** Start DATA SHOWN **
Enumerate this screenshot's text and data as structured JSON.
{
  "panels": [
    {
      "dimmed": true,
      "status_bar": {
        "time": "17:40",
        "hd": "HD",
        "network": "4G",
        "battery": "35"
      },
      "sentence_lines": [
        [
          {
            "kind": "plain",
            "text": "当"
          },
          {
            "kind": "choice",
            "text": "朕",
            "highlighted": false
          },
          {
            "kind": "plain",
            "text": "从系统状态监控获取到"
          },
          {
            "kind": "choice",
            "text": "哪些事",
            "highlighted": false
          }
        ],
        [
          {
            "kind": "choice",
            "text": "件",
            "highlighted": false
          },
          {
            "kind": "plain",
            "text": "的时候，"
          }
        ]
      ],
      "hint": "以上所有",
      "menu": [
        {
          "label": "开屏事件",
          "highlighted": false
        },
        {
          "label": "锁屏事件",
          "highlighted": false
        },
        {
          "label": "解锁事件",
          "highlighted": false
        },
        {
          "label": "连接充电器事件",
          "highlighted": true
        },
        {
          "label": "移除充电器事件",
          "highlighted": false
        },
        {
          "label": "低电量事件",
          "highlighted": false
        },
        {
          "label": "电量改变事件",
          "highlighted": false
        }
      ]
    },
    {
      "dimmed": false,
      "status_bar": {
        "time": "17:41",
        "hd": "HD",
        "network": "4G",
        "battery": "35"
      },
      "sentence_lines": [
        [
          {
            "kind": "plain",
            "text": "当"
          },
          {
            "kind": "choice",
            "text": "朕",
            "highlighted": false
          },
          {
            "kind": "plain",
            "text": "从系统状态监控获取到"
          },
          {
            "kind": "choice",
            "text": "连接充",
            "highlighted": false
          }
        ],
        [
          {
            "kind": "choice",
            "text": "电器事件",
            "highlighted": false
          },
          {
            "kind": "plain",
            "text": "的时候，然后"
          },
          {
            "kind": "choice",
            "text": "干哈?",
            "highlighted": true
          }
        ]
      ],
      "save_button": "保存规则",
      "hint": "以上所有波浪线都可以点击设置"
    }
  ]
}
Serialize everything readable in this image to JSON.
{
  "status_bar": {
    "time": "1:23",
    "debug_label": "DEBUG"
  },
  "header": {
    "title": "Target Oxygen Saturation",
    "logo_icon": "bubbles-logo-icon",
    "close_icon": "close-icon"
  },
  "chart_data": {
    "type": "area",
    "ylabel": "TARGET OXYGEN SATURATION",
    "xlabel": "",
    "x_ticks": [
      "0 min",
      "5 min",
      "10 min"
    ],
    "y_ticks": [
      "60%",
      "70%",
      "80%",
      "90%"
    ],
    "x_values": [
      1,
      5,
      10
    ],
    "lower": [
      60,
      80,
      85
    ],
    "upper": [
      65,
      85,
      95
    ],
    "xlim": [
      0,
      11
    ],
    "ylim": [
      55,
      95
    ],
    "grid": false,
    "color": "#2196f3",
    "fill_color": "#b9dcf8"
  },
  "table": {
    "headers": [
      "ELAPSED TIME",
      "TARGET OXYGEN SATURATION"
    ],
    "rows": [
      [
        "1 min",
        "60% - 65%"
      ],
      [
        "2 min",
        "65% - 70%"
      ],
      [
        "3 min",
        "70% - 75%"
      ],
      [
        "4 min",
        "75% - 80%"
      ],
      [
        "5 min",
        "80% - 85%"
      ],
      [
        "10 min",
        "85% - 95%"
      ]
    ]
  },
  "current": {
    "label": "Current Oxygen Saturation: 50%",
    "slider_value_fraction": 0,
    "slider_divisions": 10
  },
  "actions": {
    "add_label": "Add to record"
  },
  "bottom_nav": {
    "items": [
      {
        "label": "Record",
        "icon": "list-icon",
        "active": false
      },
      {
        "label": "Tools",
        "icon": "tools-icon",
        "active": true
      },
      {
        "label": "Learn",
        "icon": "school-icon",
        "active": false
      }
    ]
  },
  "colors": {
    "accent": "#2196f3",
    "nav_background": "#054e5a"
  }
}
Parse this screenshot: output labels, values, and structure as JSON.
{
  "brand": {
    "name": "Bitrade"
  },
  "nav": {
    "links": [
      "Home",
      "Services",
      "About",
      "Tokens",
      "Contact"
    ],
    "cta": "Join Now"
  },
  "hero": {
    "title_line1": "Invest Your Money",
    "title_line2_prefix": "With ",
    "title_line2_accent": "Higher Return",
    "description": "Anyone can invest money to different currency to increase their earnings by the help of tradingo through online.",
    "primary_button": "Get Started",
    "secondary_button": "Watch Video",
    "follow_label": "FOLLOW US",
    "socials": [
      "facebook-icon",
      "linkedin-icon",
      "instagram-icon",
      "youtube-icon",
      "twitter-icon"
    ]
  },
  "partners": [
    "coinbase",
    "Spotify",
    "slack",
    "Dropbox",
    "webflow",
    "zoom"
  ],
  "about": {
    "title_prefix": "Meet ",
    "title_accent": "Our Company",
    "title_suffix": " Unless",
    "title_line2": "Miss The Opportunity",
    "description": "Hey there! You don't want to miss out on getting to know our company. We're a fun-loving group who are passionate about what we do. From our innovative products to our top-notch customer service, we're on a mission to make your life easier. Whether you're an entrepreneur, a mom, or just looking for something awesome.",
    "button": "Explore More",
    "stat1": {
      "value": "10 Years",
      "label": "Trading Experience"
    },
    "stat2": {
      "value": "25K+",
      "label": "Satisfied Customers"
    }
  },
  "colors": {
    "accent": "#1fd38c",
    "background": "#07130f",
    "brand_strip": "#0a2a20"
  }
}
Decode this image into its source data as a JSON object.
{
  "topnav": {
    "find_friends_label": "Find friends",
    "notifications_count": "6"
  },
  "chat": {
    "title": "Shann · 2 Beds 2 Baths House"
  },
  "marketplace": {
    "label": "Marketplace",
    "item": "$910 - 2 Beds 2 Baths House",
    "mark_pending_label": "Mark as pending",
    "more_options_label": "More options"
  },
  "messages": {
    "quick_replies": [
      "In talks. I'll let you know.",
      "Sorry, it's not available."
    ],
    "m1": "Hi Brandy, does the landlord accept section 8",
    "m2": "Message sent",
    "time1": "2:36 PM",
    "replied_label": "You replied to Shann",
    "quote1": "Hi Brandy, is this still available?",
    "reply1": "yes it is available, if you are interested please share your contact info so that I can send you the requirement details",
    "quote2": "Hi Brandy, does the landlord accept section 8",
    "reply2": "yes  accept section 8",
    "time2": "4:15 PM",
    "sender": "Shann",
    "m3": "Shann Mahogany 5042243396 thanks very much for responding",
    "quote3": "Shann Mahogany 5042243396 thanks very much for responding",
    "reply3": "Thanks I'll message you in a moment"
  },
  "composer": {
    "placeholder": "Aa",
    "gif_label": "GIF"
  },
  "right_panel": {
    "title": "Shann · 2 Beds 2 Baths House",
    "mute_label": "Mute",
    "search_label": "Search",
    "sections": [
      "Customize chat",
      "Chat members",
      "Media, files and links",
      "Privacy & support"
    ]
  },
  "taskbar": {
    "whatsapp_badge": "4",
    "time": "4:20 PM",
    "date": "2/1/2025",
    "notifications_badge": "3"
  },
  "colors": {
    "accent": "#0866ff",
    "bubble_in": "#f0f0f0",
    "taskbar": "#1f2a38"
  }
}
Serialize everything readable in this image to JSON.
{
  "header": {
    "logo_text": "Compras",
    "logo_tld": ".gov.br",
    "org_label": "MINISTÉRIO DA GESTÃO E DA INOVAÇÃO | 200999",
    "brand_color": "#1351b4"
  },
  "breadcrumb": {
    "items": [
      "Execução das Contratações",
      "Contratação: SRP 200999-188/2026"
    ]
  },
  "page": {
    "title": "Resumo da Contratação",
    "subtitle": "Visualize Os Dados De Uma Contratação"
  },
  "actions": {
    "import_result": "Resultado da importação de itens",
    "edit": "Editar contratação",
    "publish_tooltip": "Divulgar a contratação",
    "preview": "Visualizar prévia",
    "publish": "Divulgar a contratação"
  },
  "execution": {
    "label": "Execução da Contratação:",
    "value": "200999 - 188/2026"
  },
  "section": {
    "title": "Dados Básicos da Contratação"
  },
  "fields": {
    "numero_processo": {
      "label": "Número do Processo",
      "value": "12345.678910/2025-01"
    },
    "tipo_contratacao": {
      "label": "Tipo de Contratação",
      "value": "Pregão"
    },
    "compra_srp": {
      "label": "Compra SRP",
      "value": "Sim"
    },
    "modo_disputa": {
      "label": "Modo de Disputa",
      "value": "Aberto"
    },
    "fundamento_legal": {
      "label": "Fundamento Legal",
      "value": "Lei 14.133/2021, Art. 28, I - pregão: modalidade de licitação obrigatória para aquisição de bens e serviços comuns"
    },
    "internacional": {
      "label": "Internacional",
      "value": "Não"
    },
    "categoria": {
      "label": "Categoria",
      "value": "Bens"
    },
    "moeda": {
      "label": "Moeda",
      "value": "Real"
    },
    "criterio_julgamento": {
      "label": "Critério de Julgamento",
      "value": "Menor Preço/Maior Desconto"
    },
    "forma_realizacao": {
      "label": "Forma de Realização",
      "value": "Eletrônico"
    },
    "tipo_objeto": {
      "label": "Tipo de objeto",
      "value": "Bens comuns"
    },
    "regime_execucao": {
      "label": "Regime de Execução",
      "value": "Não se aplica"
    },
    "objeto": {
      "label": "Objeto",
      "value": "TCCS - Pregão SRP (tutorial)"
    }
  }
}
** End DATA SHOWN **
▸ WRITTEN EXERCISE: Check every line of the material for the string "accept" and give the number of lines that have it, without anything else.

▸ ANSWER TO THE PROBLEM: 3